**Task requirements**
Write out the entries again exactly as they are given.

**Rows**
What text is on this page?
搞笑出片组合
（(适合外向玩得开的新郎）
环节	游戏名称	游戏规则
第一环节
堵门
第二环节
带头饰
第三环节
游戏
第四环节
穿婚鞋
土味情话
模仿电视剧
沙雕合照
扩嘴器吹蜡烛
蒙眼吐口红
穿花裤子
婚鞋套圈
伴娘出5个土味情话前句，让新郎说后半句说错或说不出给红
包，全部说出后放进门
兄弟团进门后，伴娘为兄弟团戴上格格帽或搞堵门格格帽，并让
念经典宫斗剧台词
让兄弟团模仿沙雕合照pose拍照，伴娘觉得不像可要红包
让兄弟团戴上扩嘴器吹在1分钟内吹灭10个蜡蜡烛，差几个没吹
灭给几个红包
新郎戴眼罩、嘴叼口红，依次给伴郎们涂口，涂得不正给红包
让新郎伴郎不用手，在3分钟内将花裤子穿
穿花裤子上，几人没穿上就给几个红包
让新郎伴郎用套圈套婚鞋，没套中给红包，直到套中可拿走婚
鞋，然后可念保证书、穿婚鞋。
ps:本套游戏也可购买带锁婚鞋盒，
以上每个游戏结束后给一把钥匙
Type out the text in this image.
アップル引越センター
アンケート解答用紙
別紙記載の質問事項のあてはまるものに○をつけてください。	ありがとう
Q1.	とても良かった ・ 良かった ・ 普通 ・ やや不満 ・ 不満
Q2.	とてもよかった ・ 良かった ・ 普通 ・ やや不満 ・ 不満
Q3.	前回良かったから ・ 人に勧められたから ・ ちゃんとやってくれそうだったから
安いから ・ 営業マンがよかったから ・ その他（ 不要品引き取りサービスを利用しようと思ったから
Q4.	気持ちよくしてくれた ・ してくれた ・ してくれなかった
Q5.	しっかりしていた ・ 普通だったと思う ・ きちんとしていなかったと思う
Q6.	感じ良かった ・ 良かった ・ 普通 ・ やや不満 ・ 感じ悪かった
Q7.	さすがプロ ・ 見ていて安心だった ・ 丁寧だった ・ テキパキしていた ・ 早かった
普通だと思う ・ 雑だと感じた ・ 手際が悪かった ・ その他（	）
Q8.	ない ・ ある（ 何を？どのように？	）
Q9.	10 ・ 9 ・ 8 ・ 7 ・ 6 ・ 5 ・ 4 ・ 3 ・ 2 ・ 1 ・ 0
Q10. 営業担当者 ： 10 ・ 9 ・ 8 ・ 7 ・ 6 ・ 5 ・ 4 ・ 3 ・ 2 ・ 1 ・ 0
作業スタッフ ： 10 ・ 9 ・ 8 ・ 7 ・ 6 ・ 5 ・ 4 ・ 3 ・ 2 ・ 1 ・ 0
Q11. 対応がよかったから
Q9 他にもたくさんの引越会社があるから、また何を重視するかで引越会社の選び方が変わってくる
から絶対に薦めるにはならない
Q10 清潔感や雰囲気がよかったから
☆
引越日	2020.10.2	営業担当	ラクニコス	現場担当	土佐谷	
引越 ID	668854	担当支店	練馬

**Reply**
What text is on this page?
搞笑出片组合
（(适合外向玩得开的新郎）
环节	游戏名称	游戏规则
第一环节
堵门
第二环节
带头饰
第三环节
游戏
第四环节
穿婚鞋
土味情话
模仿电视剧
沙雕合照
扩嘴器吹蜡烛
蒙眼吐口红
穿花裤子
婚鞋套圈
伴娘出5个土味情话前句，让新郎说后半句说错或说不出给红
包，全部说出后放进门
兄弟团进门后，伴娘为兄弟团戴上格格帽或搞堵门格格帽，并让
念经典宫斗剧台词
让兄弟团模仿沙雕合照pose拍照，伴娘觉得不像可要红包
让兄弟团戴上扩嘴器吹在1分钟内吹灭10个蜡蜡烛，差几个没吹
灭给几个红包
新郎戴眼罩、嘴叼口红，依次给伴郎们涂口，涂得不正给红包
让新郎伴郎不用手，在3分钟内将花裤子穿
穿花裤子上，几人没穿上就给几个红包
让新郎伴郎用套圈套婚鞋，没套中给红包，直到套中可拿走婚
鞋，然后可念保证书、穿婚鞋。
ps:本套游戏也可购买带锁婚鞋盒，
以上每个游戏结束后给一把钥匙
Type out the text in this image.
アップル引越センター
アンケート解答用紙
別紙記載の質問事項のあてはまるものに○をつけてください。	ありがとう
Q1.	とても良かった ・ 良かった ・ 普通 ・ やや不満 ・ 不満
Q2.	とてもよかった ・ 良かった ・ 普通 ・ やや不満 ・ 不満
Q3.	前回良かったから ・ 人に勧められたから ・ ちゃんとやってくれそうだったから
安いから ・ 営業マンがよかったから ・ その他（ 不要品引き取りサービスを利用しようと思ったから
Q4.	気持ちよくしてくれた ・ してくれた ・ してくれなかった
Q5.	しっかりしていた ・ 普通だったと思う ・ きちんとしていなかったと思う
Q6.	感じ良かった ・ 良かった ・ 普通 ・ やや不満 ・ 感じ悪かった
Q7.	さすがプロ ・ 見ていて安心だった ・ 丁寧だった ・ テキパキしていた ・ 早かった
普通だと思う ・ 雑だと感じた ・ 手際が悪かった ・ その他（	）
Q8.	ない ・ ある（ 何を？どのように？	）
Q9.	10 ・ 9 ・ 8 ・ 7 ・ 6 ・ 5 ・ 4 ・ 3 ・ 2 ・ 1 ・ 0
Q10. 営業担当者 ： 10 ・ 9 ・ 8 ・ 7 ・ 6 ・ 5 ・ 4 ・ 3 ・ 2 ・ 1 ・ 0
作業スタッフ ： 10 ・ 9 ・ 8 ・ 7 ・ 6 ・ 5 ・ 4 ・ 3 ・ 2 ・ 1 ・ 0
Q11. 対応がよかったから
Q9 他にもたくさんの引越会社があるから、また何を重視するかで引越会社の選び方が変わってくる
から絶対に薦めるにはならない
Q10 清潔感や雰囲気がよかったから
☆
引越日	2020.10.2	営業担当	ラクニコス	現場担当	土佐谷	
引越 ID	668854	担当支店	練馬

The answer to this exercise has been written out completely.